STATED EXERCISE:
Copy the data word for word, keeping every line.

DATASET EXTRACT:
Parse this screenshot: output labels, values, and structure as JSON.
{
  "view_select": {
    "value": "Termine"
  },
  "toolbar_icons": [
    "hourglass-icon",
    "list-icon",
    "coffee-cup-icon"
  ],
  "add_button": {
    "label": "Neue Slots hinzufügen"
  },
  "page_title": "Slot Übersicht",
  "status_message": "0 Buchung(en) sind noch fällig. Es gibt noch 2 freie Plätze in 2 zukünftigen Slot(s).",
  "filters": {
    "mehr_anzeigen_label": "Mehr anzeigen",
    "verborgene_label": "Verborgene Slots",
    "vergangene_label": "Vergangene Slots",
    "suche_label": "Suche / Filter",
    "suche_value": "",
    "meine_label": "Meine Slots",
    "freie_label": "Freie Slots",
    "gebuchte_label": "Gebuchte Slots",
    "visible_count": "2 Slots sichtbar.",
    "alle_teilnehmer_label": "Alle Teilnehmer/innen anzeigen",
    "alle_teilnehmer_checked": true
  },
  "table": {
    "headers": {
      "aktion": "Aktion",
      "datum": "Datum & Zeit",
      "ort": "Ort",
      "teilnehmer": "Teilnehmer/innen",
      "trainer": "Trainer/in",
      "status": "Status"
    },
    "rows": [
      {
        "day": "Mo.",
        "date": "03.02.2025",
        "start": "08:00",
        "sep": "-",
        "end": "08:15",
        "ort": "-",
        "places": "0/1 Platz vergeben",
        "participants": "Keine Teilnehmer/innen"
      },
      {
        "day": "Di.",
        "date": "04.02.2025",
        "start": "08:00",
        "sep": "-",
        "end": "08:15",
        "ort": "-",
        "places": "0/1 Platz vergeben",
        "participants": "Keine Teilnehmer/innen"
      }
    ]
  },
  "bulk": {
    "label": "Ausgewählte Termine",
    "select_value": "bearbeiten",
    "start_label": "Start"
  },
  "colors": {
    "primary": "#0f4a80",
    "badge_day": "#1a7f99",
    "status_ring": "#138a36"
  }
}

RIGHT ANSWER:
Parse this screenshot: output labels, values, and structure as JSON.
{
  "view_select": {
    "value": "Termine"
  },
  "toolbar_icons": [
    "hourglass-icon",
    "list-icon",
    "coffee-cup-icon"
  ],
  "add_button": {
    "label": "Neue Slots hinzufügen"
  },
  "page_title": "Slot Übersicht",
  "status_message": "0 Buchung(en) sind noch fällig. Es gibt noch 2 freie Plätze in 2 zukünftigen Slot(s).",
  "filters": {
    "mehr_anzeigen_label": "Mehr anzeigen",
    "verborgene_label": "Verborgene Slots",
    "vergangene_label": "Vergangene Slots",
    "suche_label": "Suche / Filter",
    "suche_value": "",
    "meine_label": "Meine Slots",
    "freie_label": "Freie Slots",
    "gebuchte_label": "Gebuchte Slots",
    "visible_count": "2 Slots sichtbar.",
    "alle_teilnehmer_label": "Alle Teilnehmer/innen anzeigen",
    "alle_teilnehmer_checked": true
  },
  "table": {
    "headers": {
      "aktion": "Aktion",
      "datum": "Datum & Zeit",
      "ort": "Ort",
      "teilnehmer": "Teilnehmer/innen",
      "trainer": "Trainer/in",
      "status": "Status"
    },
    "rows": [
      {
        "day": "Mo.",
        "date": "03.02.2025",
        "start": "08:00",
        "sep": "-",
        "end": "08:15",
        "ort": "-",
        "places": "0/1 Platz vergeben",
        "participants": "Keine Teilnehmer/innen"
      },
      {
        "day": "Di.",
        "date": "04.02.2025",
        "start": "08:00",
        "sep": "-",
        "end": "08:15",
        "ort": "-",
        "places": "0/1 Platz vergeben",
        "participants": "Keine Teilnehmer/innen"
      }
    ]
  },
  "bulk": {
    "label": "Ausgewählte Termine",
    "select_value": "bearbeiten",
    "start_label": "Start"
  },
  "colors": {
    "primary": "#0f4a80",
    "badge_day": "#1a7f99",
    "status_ring": "#138a36"
  }
}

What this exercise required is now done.